:: Stated exercise ::
Search the listing below for the string "this" and show each line that contains it.

Dataset rows about figures
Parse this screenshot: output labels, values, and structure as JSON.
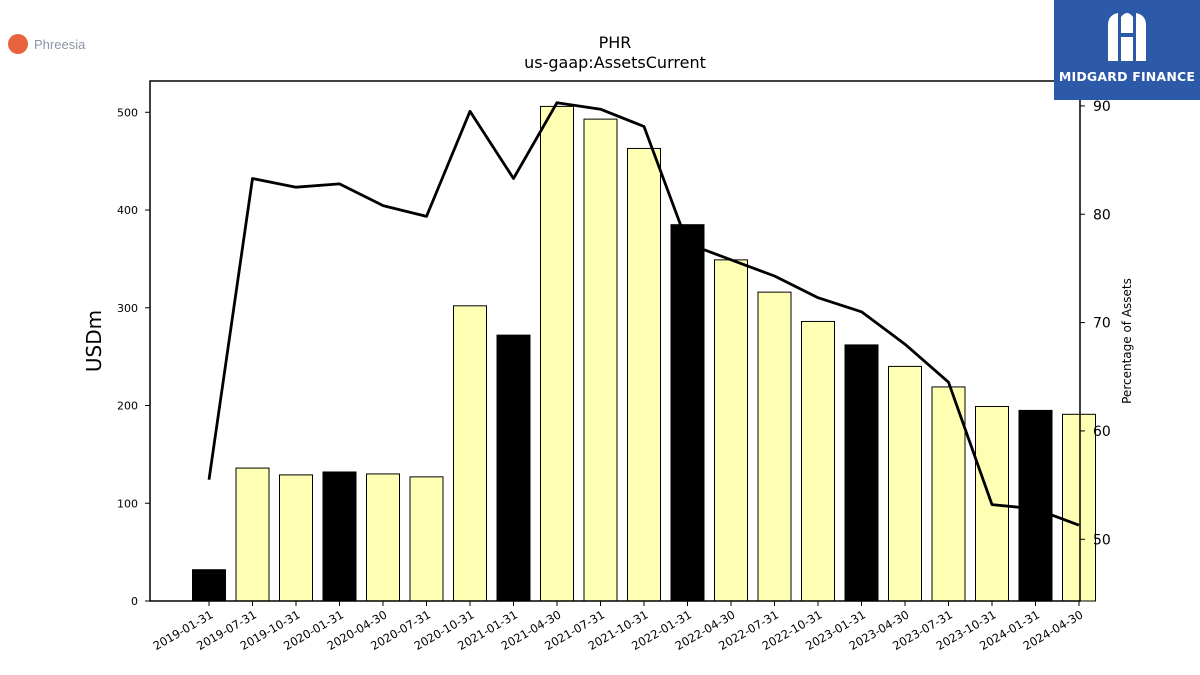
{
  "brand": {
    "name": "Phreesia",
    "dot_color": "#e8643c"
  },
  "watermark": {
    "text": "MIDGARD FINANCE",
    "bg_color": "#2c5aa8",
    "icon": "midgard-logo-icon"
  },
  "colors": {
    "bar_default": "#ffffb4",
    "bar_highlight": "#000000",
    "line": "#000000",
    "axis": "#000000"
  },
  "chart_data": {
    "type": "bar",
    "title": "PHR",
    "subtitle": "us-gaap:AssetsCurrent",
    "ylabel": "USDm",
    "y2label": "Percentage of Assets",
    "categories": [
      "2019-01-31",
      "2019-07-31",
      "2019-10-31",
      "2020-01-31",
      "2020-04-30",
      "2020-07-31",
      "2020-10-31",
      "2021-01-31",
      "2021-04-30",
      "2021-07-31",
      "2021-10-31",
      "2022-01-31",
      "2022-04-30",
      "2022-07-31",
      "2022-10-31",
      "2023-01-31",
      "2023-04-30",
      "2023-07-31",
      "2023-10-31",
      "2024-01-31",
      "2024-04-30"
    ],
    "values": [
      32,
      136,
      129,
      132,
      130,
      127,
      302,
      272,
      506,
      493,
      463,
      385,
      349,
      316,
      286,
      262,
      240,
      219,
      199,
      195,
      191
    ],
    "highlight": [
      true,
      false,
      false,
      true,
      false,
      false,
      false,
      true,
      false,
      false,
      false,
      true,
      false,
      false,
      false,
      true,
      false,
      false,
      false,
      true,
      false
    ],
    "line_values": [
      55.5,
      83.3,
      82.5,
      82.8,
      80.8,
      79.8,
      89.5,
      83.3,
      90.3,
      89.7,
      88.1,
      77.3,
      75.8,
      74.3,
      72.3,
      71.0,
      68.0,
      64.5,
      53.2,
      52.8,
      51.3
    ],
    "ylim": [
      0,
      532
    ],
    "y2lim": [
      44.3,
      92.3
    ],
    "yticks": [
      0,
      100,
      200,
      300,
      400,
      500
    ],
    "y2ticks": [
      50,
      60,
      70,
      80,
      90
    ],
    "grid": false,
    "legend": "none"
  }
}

==

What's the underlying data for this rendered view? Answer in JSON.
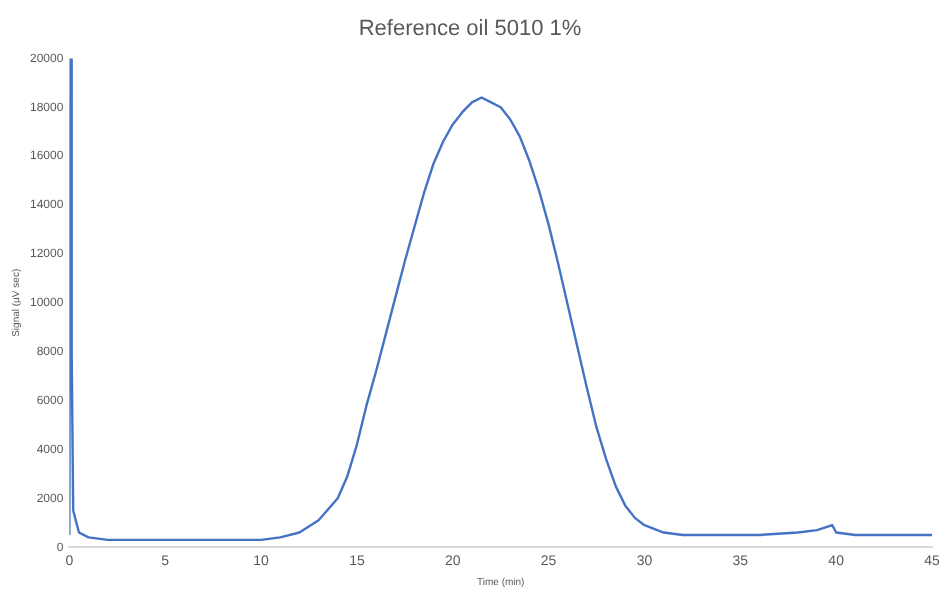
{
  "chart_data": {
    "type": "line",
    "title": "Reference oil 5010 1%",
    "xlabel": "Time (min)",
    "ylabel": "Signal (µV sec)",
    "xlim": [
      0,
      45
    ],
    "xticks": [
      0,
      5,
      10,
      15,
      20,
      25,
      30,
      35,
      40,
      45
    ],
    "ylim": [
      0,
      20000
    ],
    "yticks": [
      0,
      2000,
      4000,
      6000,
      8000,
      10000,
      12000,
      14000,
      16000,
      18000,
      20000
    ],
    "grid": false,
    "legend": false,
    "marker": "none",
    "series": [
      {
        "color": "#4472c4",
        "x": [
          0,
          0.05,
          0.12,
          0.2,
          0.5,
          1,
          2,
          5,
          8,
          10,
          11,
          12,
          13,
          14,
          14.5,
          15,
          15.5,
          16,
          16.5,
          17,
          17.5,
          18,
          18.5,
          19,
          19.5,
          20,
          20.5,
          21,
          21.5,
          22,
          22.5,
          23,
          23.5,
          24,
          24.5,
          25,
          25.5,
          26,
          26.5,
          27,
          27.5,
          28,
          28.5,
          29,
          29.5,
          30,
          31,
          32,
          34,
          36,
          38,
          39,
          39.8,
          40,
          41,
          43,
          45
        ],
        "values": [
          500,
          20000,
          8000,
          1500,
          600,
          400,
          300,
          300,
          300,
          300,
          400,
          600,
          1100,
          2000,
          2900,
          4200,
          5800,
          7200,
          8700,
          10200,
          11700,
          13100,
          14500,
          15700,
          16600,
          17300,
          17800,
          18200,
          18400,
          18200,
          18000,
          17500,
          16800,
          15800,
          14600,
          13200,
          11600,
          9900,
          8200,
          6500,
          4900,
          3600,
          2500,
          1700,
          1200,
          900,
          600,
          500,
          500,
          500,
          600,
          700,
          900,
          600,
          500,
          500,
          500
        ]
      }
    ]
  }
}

:: Expected output ::
Parse this screenshot: output labels, values, and structure as JSON.
What's the underlying data for this rendered view? Answer in JSON.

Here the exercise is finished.